### Do this
Images are not part of the copy; write out the rest of the data exactly as given.

Excerpt from a dataset:

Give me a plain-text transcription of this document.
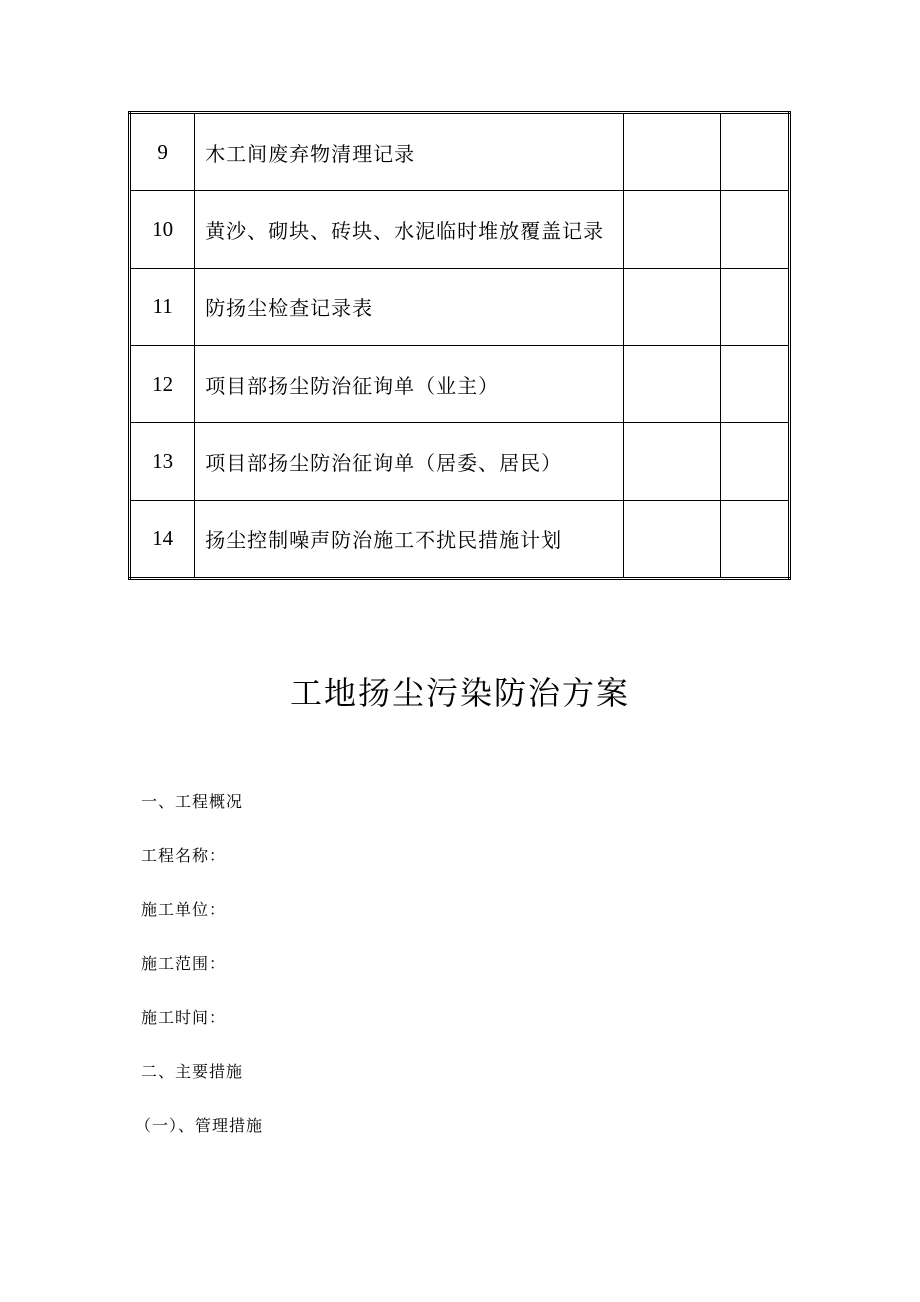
9	木工间废弃物清理记录		
10	黄沙、砌块、砖块、水泥临时堆放覆盖记录		
11	防扬尘检查记录表		
12	项目部扬尘防治征询单（业主）		
13	项目部扬尘防治征询单（居委、居民）		
14	扬尘控制噪声防治施工不扰民措施计划		
工地扬尘污染防治方案
一、工程概况
工程名称：
施工单位：
施工范围：
施工时间：
二、主要措施
（一）、管理措施
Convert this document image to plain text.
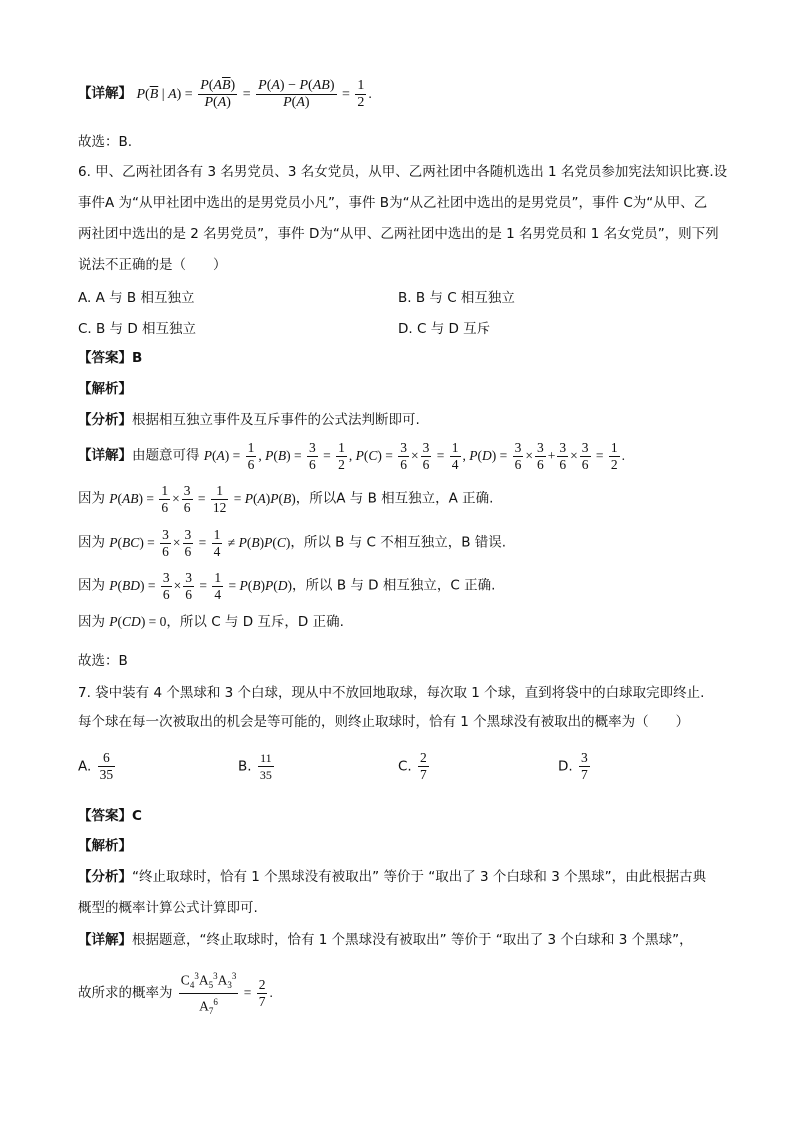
【详解】 $P(\overline{B}$ | $A) = \frac{P(A\overline{B})}{P(A)} = \frac{P(A) - P(AB)}{P(A)} = \frac{1}{2}$ .
故选：B.
6. 甲、乙两社团各有 3 名男党员、3 名女党员，从甲、乙两社团中各随机选出 1 名党员参加宪法知识比赛.设
事件A 为“从甲社团中选出的是男党员小凡”，事件 B为“从乙社团中选出的是男党员”，事件 C为“从甲、乙
两社团中选出的是 2 名男党员”，事件 D为“从甲、乙两社团中选出的是 1 名男党员和 1 名女党员”，则下列
说法不正确的是（　　）
A. A 与 B 相互独立	B. B 与 C 相互独立
C. B 与 D 相互独立	D. C 与 D 互斥
【答案】B
【解析】
【分析】根据相互独立事件及互斥事件的公式法判断即可.
【详解】由题意可得 $P(A) = \frac{1}{6}$ , $P(B) = \frac{3}{6} = \frac{1}{2}$ , $P(C) = \frac{3}{6} \times \frac{3}{6} = \frac{1}{4}$ , $P(D) = \frac{3}{6} \times \frac{3}{6} + \frac{3}{6} \times \frac{3}{6} = \frac{1}{2}$ .
因为 $P(AB) = \frac{1}{6} \times \frac{3}{6} = \frac{1}{12} = P(A)P(B)$，所以A 与 B 相互独立，A 正确.
因为 $P(BC) = \frac{3}{6} \times \frac{3}{6} = \frac{1}{4} \ne P(B)P(C)$，所以 B 与 C 不相互独立，B 错误.
因为 $P(BD) = \frac{3}{6} \times \frac{3}{6} = \frac{1}{4} = P(B)P(D)$，所以 B 与 D 相互独立，C 正确.
因为 P(CD) = 0，所以 C 与 D 互斥，D 正确.
故选：B
7. 袋中装有 4 个黑球和 3 个白球，现从中不放回地取球，每次取 1 个球，直到将袋中的白球取完即终止.
每个球在每一次被取出的机会是等可能的，则终止取球时，恰有 1 个黑球没有被取出的概率为（　　）
A. $\frac{6}{35}$	B. $\frac{11}{35}$	C. $\frac{2}{7}$	D. $\frac{3}{7}$
【答案】C
【解析】
【分析】“终止取球时，恰有 1 个黑球没有被取出” 等价于 “取出了 3 个白球和 3 个黑球”，由此根据古典
概型的概率计算公式计算即可.
【详解】根据题意，“终止取球时，恰有 1 个黑球没有被取出” 等价于 “取出了 3 个白球和 3 个黑球”，
故所求的概率为 $\frac{C_4^3A_5^3A_3^3}{A_7^6} = \frac{2}{7}$ .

### Task response
Give me a plain-text transcription of this document.
9	木工间废弃物清理记录		
10	黄沙、砌块、砖块、水泥临时堆放覆盖记录		
11	防扬尘检查记录表		
12	项目部扬尘防治征询单（业主）		
13	项目部扬尘防治征询单（居委、居民）		
14	扬尘控制噪声防治施工不扰民措施计划		
工地扬尘污染防治方案
一、工程概况
工程名称：
施工单位：
施工范围：
施工时间：
二、主要措施
（一）、管理措施
Convert this document image to plain text.
【详解】 $P(\overline{B}$ | $A) = \frac{P(A\overline{B})}{P(A)} = \frac{P(A) - P(AB)}{P(A)} = \frac{1}{2}$ .
故选：B.
6. 甲、乙两社团各有 3 名男党员、3 名女党员，从甲、乙两社团中各随机选出 1 名党员参加宪法知识比赛.设
事件A 为“从甲社团中选出的是男党员小凡”，事件 B为“从乙社团中选出的是男党员”，事件 C为“从甲、乙
两社团中选出的是 2 名男党员”，事件 D为“从甲、乙两社团中选出的是 1 名男党员和 1 名女党员”，则下列
说法不正确的是（　　）
A. A 与 B 相互独立	B. B 与 C 相互独立
C. B 与 D 相互独立	D. C 与 D 互斥
【答案】B
【解析】
【分析】根据相互独立事件及互斥事件的公式法判断即可.
【详解】由题意可得 $P(A) = \frac{1}{6}$ , $P(B) = \frac{3}{6} = \frac{1}{2}$ , $P(C) = \frac{3}{6} \times \frac{3}{6} = \frac{1}{4}$ , $P(D) = \frac{3}{6} \times \frac{3}{6} + \frac{3}{6} \times \frac{3}{6} = \frac{1}{2}$ .
因为 $P(AB) = \frac{1}{6} \times \frac{3}{6} = \frac{1}{12} = P(A)P(B)$，所以A 与 B 相互独立，A 正确.
因为 $P(BC) = \frac{3}{6} \times \frac{3}{6} = \frac{1}{4} \ne P(B)P(C)$，所以 B 与 C 不相互独立，B 错误.
因为 $P(BD) = \frac{3}{6} \times \frac{3}{6} = \frac{1}{4} = P(B)P(D)$，所以 B 与 D 相互独立，C 正确.
因为 P(CD) = 0，所以 C 与 D 互斥，D 正确.
故选：B
7. 袋中装有 4 个黑球和 3 个白球，现从中不放回地取球，每次取 1 个球，直到将袋中的白球取完即终止.
每个球在每一次被取出的机会是等可能的，则终止取球时，恰有 1 个黑球没有被取出的概率为（　　）
A. $\frac{6}{35}$	B. $\frac{11}{35}$	C. $\frac{2}{7}$	D. $\frac{3}{7}$
【答案】C
【解析】
【分析】“终止取球时，恰有 1 个黑球没有被取出” 等价于 “取出了 3 个白球和 3 个黑球”，由此根据古典
概型的概率计算公式计算即可.
【详解】根据题意，“终止取球时，恰有 1 个黑球没有被取出” 等价于 “取出了 3 个白球和 3 个黑球”，
故所求的概率为 $\frac{C_4^3A_5^3A_3^3}{A_7^6} = \frac{2}{7}$ .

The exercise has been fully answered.